• **GIVEN RECORDS**:
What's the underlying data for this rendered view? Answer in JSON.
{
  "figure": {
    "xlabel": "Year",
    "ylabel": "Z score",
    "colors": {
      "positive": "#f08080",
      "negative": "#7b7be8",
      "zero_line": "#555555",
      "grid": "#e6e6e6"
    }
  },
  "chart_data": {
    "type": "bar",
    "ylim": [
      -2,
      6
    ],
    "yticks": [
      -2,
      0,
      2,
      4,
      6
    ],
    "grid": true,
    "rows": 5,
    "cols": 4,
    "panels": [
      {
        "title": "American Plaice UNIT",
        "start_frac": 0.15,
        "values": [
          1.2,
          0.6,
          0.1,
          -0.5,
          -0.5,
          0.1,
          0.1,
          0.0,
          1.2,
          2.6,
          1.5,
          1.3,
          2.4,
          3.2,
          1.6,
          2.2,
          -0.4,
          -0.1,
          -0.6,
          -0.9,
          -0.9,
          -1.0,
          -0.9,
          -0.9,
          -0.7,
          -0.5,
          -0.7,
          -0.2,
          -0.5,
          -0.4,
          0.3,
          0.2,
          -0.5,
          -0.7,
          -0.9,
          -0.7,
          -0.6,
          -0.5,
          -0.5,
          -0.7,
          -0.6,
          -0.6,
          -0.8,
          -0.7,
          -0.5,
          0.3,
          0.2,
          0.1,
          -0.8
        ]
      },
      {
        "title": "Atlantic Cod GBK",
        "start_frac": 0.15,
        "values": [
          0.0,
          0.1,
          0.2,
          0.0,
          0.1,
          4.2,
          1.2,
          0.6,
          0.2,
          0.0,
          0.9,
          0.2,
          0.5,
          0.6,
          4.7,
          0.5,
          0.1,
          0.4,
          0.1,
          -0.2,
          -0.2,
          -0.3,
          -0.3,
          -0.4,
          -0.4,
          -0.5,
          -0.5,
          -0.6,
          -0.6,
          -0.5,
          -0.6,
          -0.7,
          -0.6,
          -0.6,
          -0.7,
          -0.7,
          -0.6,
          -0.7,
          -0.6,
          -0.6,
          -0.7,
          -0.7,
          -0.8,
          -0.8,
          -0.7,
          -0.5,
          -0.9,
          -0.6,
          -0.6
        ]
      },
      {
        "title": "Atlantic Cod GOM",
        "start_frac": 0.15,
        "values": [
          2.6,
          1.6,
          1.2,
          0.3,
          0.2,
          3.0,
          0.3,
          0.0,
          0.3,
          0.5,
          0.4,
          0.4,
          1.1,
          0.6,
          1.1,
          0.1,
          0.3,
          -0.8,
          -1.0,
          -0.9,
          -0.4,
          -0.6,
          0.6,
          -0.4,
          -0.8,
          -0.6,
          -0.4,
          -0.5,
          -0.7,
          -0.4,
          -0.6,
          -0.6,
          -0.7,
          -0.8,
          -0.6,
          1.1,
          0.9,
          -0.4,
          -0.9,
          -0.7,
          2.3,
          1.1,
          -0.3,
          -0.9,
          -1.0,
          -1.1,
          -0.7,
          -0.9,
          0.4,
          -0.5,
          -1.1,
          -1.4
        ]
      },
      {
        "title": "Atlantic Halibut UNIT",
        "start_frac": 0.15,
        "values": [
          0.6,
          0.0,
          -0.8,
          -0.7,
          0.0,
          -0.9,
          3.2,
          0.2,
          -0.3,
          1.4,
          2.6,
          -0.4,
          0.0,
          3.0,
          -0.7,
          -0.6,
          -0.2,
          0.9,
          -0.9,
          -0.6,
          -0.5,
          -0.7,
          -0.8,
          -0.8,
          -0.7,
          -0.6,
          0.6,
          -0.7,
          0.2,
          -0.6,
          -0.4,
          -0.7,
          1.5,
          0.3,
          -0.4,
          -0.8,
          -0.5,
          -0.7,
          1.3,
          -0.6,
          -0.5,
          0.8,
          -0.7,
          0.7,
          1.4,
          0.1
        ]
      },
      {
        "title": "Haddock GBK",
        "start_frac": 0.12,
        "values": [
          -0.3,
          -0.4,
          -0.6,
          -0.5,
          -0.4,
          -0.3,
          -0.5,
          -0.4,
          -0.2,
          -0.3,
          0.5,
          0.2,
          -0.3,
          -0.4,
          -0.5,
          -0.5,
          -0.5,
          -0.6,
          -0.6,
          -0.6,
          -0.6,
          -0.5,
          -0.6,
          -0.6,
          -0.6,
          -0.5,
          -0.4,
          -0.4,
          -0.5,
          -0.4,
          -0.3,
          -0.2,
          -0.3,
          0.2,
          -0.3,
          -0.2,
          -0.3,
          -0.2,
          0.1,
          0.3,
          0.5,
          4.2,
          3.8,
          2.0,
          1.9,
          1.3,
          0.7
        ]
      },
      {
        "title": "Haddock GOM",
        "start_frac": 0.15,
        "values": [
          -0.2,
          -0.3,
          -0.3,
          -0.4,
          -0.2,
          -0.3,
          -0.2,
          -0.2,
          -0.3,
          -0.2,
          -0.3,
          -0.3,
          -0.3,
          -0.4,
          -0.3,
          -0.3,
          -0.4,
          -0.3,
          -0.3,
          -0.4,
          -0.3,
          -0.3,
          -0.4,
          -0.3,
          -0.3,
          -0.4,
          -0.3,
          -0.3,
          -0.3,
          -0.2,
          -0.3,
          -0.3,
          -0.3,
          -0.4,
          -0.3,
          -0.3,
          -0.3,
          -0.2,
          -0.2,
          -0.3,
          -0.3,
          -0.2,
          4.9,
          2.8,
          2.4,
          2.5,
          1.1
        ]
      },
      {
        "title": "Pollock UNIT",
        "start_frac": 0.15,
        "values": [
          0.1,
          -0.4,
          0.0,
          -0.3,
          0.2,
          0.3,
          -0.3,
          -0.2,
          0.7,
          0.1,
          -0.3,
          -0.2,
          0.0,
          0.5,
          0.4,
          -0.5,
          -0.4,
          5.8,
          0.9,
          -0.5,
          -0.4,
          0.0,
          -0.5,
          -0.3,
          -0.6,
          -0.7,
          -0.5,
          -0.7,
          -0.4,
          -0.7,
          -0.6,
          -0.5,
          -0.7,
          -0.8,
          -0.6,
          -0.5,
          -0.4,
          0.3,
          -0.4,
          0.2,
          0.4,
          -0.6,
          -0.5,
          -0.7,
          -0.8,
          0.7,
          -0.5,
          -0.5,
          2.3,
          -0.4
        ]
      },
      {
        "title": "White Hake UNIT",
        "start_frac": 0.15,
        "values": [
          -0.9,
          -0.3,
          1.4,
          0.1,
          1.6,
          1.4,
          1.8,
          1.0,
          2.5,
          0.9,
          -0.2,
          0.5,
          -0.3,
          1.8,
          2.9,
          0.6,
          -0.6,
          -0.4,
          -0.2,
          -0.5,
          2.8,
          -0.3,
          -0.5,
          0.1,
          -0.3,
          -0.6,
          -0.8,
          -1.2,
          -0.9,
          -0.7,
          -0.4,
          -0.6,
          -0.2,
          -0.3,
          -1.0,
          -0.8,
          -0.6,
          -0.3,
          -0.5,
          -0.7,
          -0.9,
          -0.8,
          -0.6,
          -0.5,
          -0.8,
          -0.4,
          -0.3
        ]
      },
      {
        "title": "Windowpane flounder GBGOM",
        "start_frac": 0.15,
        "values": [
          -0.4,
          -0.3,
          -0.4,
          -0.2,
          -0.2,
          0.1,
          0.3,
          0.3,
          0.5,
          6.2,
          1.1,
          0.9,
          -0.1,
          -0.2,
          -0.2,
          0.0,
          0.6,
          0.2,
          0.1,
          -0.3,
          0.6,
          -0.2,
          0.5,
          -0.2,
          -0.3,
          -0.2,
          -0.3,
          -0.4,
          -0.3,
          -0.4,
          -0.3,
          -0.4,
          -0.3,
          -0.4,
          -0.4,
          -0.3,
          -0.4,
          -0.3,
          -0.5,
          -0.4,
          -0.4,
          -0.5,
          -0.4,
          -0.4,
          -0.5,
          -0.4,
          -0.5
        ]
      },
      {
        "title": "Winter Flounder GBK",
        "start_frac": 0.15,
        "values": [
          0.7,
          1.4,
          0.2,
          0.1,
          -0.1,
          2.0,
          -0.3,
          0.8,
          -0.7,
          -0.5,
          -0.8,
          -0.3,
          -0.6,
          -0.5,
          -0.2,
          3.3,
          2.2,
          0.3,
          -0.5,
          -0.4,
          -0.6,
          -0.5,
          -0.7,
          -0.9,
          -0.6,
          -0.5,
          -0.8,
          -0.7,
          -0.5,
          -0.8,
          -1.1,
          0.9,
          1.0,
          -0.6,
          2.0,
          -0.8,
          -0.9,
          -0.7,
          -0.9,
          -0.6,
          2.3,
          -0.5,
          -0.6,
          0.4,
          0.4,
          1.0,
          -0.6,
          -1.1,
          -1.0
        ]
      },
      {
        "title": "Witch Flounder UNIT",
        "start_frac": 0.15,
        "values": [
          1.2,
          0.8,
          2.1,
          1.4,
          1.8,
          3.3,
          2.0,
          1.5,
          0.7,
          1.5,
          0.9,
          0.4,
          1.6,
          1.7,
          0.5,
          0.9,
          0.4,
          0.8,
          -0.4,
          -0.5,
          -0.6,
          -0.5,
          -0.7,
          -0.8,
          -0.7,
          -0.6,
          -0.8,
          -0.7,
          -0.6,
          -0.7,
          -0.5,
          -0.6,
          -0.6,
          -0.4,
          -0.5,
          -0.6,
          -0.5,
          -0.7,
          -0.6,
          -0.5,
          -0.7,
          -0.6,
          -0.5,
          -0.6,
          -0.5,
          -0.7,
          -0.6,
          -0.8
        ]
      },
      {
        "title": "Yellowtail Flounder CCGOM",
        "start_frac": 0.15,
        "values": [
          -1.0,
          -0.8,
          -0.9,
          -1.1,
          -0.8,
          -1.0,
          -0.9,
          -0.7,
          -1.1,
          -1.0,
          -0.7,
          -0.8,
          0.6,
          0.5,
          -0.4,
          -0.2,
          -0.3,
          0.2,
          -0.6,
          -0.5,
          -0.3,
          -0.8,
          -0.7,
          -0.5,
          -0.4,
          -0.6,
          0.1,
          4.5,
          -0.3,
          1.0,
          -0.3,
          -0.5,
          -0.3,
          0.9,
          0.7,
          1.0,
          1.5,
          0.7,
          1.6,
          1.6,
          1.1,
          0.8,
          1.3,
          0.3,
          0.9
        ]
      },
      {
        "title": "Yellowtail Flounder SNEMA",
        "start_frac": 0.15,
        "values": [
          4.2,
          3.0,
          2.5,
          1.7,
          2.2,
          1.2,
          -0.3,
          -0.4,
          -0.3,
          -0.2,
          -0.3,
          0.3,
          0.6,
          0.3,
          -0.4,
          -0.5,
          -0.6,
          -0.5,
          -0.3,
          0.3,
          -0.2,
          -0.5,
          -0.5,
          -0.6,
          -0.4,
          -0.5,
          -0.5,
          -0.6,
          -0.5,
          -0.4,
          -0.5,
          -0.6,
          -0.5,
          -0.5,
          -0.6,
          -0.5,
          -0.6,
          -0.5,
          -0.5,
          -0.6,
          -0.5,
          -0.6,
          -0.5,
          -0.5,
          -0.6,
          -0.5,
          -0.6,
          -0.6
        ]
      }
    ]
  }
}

• **WHAT YOU HAVE TO DO**:
Gather each line of the listing containing the word "Yellowtail" and show it.

• **RESPONSE FOR THIS EXERCISE**:
        "title": "Yellowtail Flounder CCGOM",
        "title": "Yellowtail Flounder SNEMA",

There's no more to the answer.